**INFORMATION PROVIDED**
## BEGIN
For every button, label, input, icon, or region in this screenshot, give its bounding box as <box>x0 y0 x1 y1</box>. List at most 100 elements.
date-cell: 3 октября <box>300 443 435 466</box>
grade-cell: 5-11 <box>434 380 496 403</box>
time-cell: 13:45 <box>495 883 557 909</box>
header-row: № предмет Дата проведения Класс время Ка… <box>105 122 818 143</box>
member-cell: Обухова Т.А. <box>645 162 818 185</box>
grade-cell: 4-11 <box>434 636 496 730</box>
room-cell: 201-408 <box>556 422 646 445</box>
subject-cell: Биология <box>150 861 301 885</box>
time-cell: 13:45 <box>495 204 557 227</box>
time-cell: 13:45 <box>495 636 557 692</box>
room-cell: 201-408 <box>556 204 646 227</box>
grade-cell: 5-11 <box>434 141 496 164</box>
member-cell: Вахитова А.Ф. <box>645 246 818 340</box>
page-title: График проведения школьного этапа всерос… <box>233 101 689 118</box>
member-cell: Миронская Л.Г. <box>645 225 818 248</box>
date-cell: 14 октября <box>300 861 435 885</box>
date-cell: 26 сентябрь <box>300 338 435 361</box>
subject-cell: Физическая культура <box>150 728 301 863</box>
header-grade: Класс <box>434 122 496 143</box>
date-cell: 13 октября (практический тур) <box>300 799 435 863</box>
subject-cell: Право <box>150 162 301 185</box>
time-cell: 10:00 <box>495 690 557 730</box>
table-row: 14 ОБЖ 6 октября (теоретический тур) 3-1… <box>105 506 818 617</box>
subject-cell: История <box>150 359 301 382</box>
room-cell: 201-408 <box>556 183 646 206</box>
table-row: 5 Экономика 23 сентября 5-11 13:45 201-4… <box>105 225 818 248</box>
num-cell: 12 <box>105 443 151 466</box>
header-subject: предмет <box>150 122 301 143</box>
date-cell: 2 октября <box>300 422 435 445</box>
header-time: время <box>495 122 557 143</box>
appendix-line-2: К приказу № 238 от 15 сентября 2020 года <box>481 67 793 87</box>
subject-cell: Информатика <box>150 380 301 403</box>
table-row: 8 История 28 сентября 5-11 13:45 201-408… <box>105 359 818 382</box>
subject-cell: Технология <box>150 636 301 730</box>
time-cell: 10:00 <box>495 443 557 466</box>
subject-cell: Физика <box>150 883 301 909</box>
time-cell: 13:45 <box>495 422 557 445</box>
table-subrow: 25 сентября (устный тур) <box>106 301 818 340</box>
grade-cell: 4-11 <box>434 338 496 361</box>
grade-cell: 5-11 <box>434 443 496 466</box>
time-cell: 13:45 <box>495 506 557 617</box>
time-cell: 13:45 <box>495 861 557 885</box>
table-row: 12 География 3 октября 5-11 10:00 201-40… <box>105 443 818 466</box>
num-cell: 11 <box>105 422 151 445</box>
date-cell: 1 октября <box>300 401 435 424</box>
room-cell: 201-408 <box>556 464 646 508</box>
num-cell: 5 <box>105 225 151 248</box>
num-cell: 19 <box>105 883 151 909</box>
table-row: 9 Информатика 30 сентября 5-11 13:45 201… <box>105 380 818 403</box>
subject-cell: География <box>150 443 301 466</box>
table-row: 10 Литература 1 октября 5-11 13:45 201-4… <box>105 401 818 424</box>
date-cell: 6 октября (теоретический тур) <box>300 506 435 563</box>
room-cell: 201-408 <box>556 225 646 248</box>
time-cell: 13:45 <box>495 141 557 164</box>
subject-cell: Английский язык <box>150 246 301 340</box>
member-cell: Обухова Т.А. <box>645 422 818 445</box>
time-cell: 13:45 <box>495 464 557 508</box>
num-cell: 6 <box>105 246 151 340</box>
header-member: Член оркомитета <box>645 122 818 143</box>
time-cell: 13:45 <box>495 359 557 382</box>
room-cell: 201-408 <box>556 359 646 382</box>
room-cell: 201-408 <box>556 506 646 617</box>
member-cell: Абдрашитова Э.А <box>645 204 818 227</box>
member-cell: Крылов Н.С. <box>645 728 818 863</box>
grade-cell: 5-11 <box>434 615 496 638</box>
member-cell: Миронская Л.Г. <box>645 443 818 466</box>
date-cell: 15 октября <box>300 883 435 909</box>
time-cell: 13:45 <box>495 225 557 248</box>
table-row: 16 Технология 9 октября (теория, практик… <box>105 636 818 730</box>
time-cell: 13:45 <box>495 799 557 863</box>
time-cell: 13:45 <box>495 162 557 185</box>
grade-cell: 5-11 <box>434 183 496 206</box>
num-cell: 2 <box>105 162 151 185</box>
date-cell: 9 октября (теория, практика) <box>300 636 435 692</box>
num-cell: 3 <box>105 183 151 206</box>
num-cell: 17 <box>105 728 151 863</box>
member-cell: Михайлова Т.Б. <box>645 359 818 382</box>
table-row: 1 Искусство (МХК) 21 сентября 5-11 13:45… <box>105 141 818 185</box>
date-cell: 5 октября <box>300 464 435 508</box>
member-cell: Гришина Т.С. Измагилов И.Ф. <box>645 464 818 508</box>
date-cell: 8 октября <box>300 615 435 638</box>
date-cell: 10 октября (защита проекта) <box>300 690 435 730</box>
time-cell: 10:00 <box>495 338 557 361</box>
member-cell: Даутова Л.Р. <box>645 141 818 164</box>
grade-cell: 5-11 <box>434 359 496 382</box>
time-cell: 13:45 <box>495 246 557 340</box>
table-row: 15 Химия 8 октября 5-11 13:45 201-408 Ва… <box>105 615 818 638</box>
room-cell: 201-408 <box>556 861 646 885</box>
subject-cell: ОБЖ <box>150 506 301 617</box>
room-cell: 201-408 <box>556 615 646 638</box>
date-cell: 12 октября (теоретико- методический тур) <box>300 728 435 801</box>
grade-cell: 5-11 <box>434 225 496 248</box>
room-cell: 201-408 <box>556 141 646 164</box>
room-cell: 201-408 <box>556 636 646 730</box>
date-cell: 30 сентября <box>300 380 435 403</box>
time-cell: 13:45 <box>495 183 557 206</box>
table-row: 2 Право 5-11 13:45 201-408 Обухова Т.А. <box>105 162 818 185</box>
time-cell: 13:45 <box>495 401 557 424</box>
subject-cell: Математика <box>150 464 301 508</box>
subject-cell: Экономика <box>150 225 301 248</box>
## END
**AIM OF THE EXERCISE**
Format the items above as a JSON list of strings, one string per line. Begin with the first line and stop after the line that contains "date-cell: 2 октября", and leave out blank lines.

**THE RESPONSE**
[
  "For every button, label, input, icon, or region in this screenshot, give its bounding box as <box>x0 y0 x1 y1</box>. List at most 100 elements.",
  "date-cell: 3 октября <box>300 443 435 466</box>",
  "grade-cell: 5-11 <box>434 380 496 403</box>",
  "time-cell: 13:45 <box>495 883 557 909</box>",
  "header-row: № предмет Дата проведения Класс время Ка… <box>105 122 818 143</box>",
  "member-cell: Обухова Т.А. <box>645 162 818 185</box>",
  "grade-cell: 4-11 <box>434 636 496 730</box>",
  "room-cell: 201-408 <box>556 422 646 445</box>",
  "subject-cell: Биология <box>150 861 301 885</box>",
  "time-cell: 13:45 <box>495 204 557 227</box>",
  "time-cell: 13:45 <box>495 636 557 692</box>",
  "room-cell: 201-408 <box>556 204 646 227</box>",
  "grade-cell: 5-11 <box>434 141 496 164</box>",
  "member-cell: Вахитова А.Ф. <box>645 246 818 340</box>",
  "page-title: График проведения школьного этапа всерос… <box>233 101 689 118</box>",
  "member-cell: Миронская Л.Г. <box>645 225 818 248</box>",
  "date-cell: 14 октября <box>300 861 435 885</box>",
  "date-cell: 26 сентябрь <box>300 338 435 361</box>",
  "subject-cell: Физическая культура <box>150 728 301 863</box>",
  "header-grade: Класс <box>434 122 496 143</box>",
  "date-cell: 13 октября (практический тур) <box>300 799 435 863</box>",
  "subject-cell: Право <box>150 162 301 185</box>",
  "time-cell: 10:00 <box>495 690 557 730</box>",
  "table-row: 14 ОБЖ 6 октября (теоретический тур) 3-1… <box>105 506 818 617</box>",
  "subject-cell: История <box>150 359 301 382</box>",
  "room-cell: 201-408 <box>556 183 646 206</box>",
  "table-row: 5 Экономика 23 сентября 5-11 13:45 201-4… <box>105 225 818 248</box>",
  "num-cell: 12 <box>105 443 151 466</box>",
  "header-subject: предмет <box>150 122 301 143</box>",
  "date-cell: 2 октября <box>300 422 435 445</box>"
]